▸ **Figure dataset records**
══════════════════════════════

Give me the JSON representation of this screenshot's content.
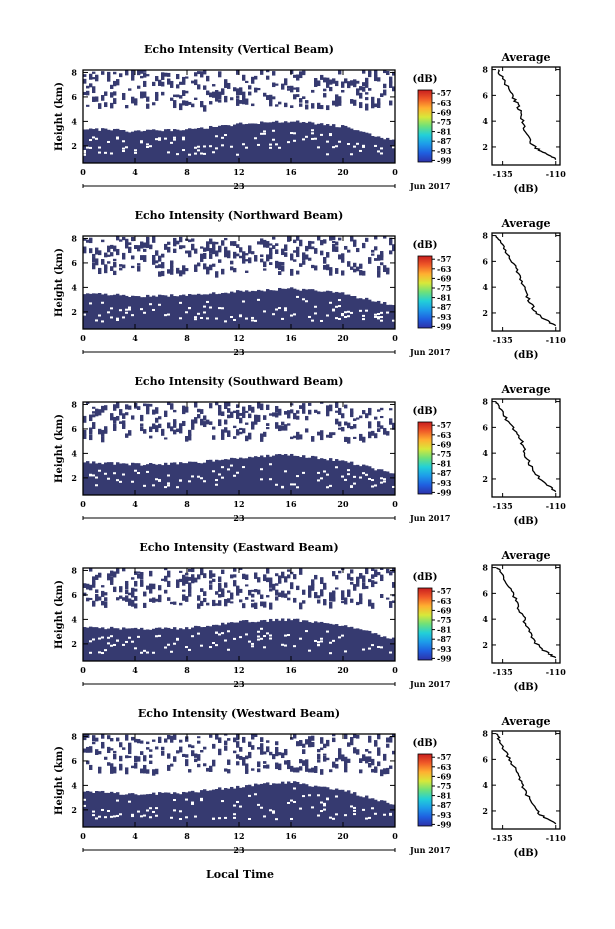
{
  "panel_y_tick_labels": [
    "2",
    "4",
    "6",
    "8"
  ],
  "colors": {
    "echo": "#363a70",
    "colormap": [
      "#2d32a8",
      "#1f5fe0",
      "#1d9bea",
      "#22d0d8",
      "#6ee17a",
      "#d8e83a",
      "#ffb030",
      "#f05a28",
      "#c81e1e"
    ]
  },
  "chart_data": [
    {
      "type": "heatmap",
      "title": "Echo Intensity (Vertical Beam)",
      "ylabel": "Height (km)",
      "x_ticks": [
        "0",
        "4",
        "8",
        "12",
        "16",
        "20",
        "0"
      ],
      "x_range_hours": [
        0,
        24
      ],
      "y_range_km": [
        0.6,
        8.2
      ],
      "date_day": "23",
      "date_month": "Jun 2017",
      "colorbar_unit": "(dB)",
      "colorbar_ticks": [
        "-57",
        "-63",
        "-69",
        "-75",
        "-81",
        "-87",
        "-93",
        "-99"
      ],
      "colorbar_range_db": [
        -100,
        -55
      ],
      "echo_layer_top_km": [
        [
          0,
          3.4
        ],
        [
          4,
          3.2
        ],
        [
          8,
          3.3
        ],
        [
          12,
          3.8
        ],
        [
          16,
          4.0
        ],
        [
          20,
          3.6
        ],
        [
          24,
          2.4
        ]
      ],
      "profile": {
        "title": "Average",
        "xlabel": "(dB)",
        "x_ticks": [
          "-135",
          "-110"
        ],
        "y_ticks": [
          "2",
          "4",
          "6",
          "8"
        ],
        "x_range": [
          -140,
          -108
        ],
        "y_range": [
          0.6,
          8.2
        ],
        "points": [
          [
            -110,
            1.0
          ],
          [
            -112,
            1.3
          ],
          [
            -116,
            1.6
          ],
          [
            -119,
            1.9
          ],
          [
            -122,
            2.4
          ],
          [
            -124,
            3.0
          ],
          [
            -125,
            3.6
          ],
          [
            -126,
            4.2
          ],
          [
            -127,
            4.8
          ],
          [
            -128,
            5.3
          ],
          [
            -130,
            5.8
          ],
          [
            -132,
            6.4
          ],
          [
            -134,
            7.0
          ],
          [
            -136,
            7.6
          ],
          [
            -137,
            8.0
          ]
        ]
      }
    },
    {
      "type": "heatmap",
      "title": "Echo Intensity (Northward Beam)",
      "ylabel": "Height (km)",
      "x_ticks": [
        "0",
        "4",
        "8",
        "12",
        "16",
        "20",
        "0"
      ],
      "x_range_hours": [
        0,
        24
      ],
      "y_range_km": [
        0.6,
        8.2
      ],
      "date_day": "23",
      "date_month": "Jun 2017",
      "colorbar_unit": "(dB)",
      "colorbar_ticks": [
        "-57",
        "-63",
        "-69",
        "-75",
        "-81",
        "-87",
        "-93",
        "-99"
      ],
      "colorbar_range_db": [
        -100,
        -55
      ],
      "echo_layer_top_km": [
        [
          0,
          3.5
        ],
        [
          4,
          3.3
        ],
        [
          8,
          3.4
        ],
        [
          12,
          3.7
        ],
        [
          16,
          3.9
        ],
        [
          20,
          3.5
        ],
        [
          24,
          2.5
        ]
      ],
      "profile": {
        "title": "Average",
        "xlabel": "(dB)",
        "x_ticks": [
          "-135",
          "-110"
        ],
        "y_ticks": [
          "2",
          "4",
          "6",
          "8"
        ],
        "x_range": [
          -140,
          -108
        ],
        "y_range": [
          0.6,
          8.2
        ],
        "points": [
          [
            -110,
            1.0
          ],
          [
            -113,
            1.3
          ],
          [
            -117,
            1.7
          ],
          [
            -120,
            2.2
          ],
          [
            -122,
            2.8
          ],
          [
            -124,
            3.4
          ],
          [
            -125,
            4.0
          ],
          [
            -127,
            4.6
          ],
          [
            -128,
            5.2
          ],
          [
            -130,
            5.8
          ],
          [
            -132,
            6.4
          ],
          [
            -134,
            7.0
          ],
          [
            -136,
            7.6
          ],
          [
            -138,
            8.0
          ]
        ]
      }
    },
    {
      "type": "heatmap",
      "title": "Echo Intensity (Southward Beam)",
      "ylabel": "Height (km)",
      "x_ticks": [
        "0",
        "4",
        "8",
        "12",
        "16",
        "20",
        "0"
      ],
      "x_range_hours": [
        0,
        24
      ],
      "y_range_km": [
        0.6,
        8.2
      ],
      "date_day": "23",
      "date_month": "Jun 2017",
      "colorbar_unit": "(dB)",
      "colorbar_ticks": [
        "-57",
        "-63",
        "-69",
        "-75",
        "-81",
        "-87",
        "-93",
        "-99"
      ],
      "colorbar_range_db": [
        -100,
        -55
      ],
      "echo_layer_top_km": [
        [
          0,
          3.3
        ],
        [
          4,
          3.1
        ],
        [
          8,
          3.2
        ],
        [
          12,
          3.6
        ],
        [
          16,
          3.9
        ],
        [
          20,
          3.4
        ],
        [
          24,
          2.3
        ]
      ],
      "profile": {
        "title": "Average",
        "xlabel": "(dB)",
        "x_ticks": [
          "-135",
          "-110"
        ],
        "y_ticks": [
          "2",
          "4",
          "6",
          "8"
        ],
        "x_range": [
          -140,
          -108
        ],
        "y_range": [
          0.6,
          8.2
        ],
        "points": [
          [
            -110,
            1.0
          ],
          [
            -113,
            1.4
          ],
          [
            -117,
            1.9
          ],
          [
            -120,
            2.5
          ],
          [
            -122,
            3.1
          ],
          [
            -124,
            3.7
          ],
          [
            -125,
            4.3
          ],
          [
            -126,
            4.9
          ],
          [
            -128,
            5.5
          ],
          [
            -130,
            6.0
          ],
          [
            -133,
            6.6
          ],
          [
            -135,
            7.2
          ],
          [
            -137,
            7.8
          ],
          [
            -138,
            8.0
          ]
        ]
      }
    },
    {
      "type": "heatmap",
      "title": "Echo Intensity (Eastward Beam)",
      "ylabel": "Height (km)",
      "x_ticks": [
        "0",
        "4",
        "8",
        "12",
        "16",
        "20",
        "0"
      ],
      "x_range_hours": [
        0,
        24
      ],
      "y_range_km": [
        0.6,
        8.2
      ],
      "date_day": "23",
      "date_month": "Jun 2017",
      "colorbar_unit": "(dB)",
      "colorbar_ticks": [
        "-57",
        "-63",
        "-69",
        "-75",
        "-81",
        "-87",
        "-93",
        "-99"
      ],
      "colorbar_range_db": [
        -100,
        -55
      ],
      "echo_layer_top_km": [
        [
          0,
          3.4
        ],
        [
          4,
          3.2
        ],
        [
          8,
          3.3
        ],
        [
          12,
          3.8
        ],
        [
          16,
          4.0
        ],
        [
          20,
          3.5
        ],
        [
          24,
          2.4
        ]
      ],
      "profile": {
        "title": "Average",
        "xlabel": "(dB)",
        "x_ticks": [
          "-135",
          "-110"
        ],
        "y_ticks": [
          "2",
          "4",
          "6",
          "8"
        ],
        "x_range": [
          -140,
          -108
        ],
        "y_range": [
          0.6,
          8.2
        ],
        "points": [
          [
            -110,
            1.0
          ],
          [
            -113,
            1.3
          ],
          [
            -117,
            1.7
          ],
          [
            -120,
            2.3
          ],
          [
            -122,
            2.9
          ],
          [
            -124,
            3.5
          ],
          [
            -125,
            4.1
          ],
          [
            -127,
            4.7
          ],
          [
            -128,
            5.3
          ],
          [
            -130,
            5.9
          ],
          [
            -132,
            6.5
          ],
          [
            -134,
            7.1
          ],
          [
            -136,
            7.7
          ],
          [
            -138,
            8.0
          ]
        ]
      }
    },
    {
      "type": "heatmap",
      "title": "Echo Intensity (Westward Beam)",
      "ylabel": "Height (km)",
      "x_ticks": [
        "0",
        "4",
        "8",
        "12",
        "16",
        "20",
        "0"
      ],
      "x_range_hours": [
        0,
        24
      ],
      "y_range_km": [
        0.6,
        8.2
      ],
      "date_day": "23",
      "date_month": "Jun 2017",
      "colorbar_unit": "(dB)",
      "colorbar_ticks": [
        "-57",
        "-63",
        "-69",
        "-75",
        "-81",
        "-87",
        "-93",
        "-99"
      ],
      "colorbar_range_db": [
        -100,
        -55
      ],
      "echo_layer_top_km": [
        [
          0,
          3.5
        ],
        [
          4,
          3.3
        ],
        [
          8,
          3.4
        ],
        [
          12,
          3.9
        ],
        [
          16,
          4.3
        ],
        [
          20,
          3.6
        ],
        [
          24,
          2.4
        ]
      ],
      "profile": {
        "title": "Average",
        "xlabel": "(dB)",
        "x_ticks": [
          "-135",
          "-110"
        ],
        "y_ticks": [
          "2",
          "4",
          "6",
          "8"
        ],
        "x_range": [
          -140,
          -108
        ],
        "y_range": [
          0.6,
          8.2
        ],
        "points": [
          [
            -110,
            1.0
          ],
          [
            -113,
            1.3
          ],
          [
            -117,
            1.7
          ],
          [
            -120,
            2.2
          ],
          [
            -122,
            2.8
          ],
          [
            -124,
            3.4
          ],
          [
            -126,
            4.0
          ],
          [
            -127,
            4.6
          ],
          [
            -129,
            5.2
          ],
          [
            -131,
            5.8
          ],
          [
            -133,
            6.4
          ],
          [
            -135,
            7.0
          ],
          [
            -137,
            7.6
          ],
          [
            -138,
            8.0
          ]
        ]
      }
    }
  ],
  "xaxis_label": "Local Time"
}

══════════════════════════════

▸ **Written task**
Search the data above for the string "Intensity" and copy each line that has it.

▸ **Solution to the problem**
      "title": "Echo Intensity (Vertical Beam)",
      "title": "Echo Intensity (Northward Beam)",
      "title": "Echo Intensity (Southward Beam)",
      "title": "Echo Intensity (Eastward Beam)",
      "title": "Echo Intensity (Westward Beam)",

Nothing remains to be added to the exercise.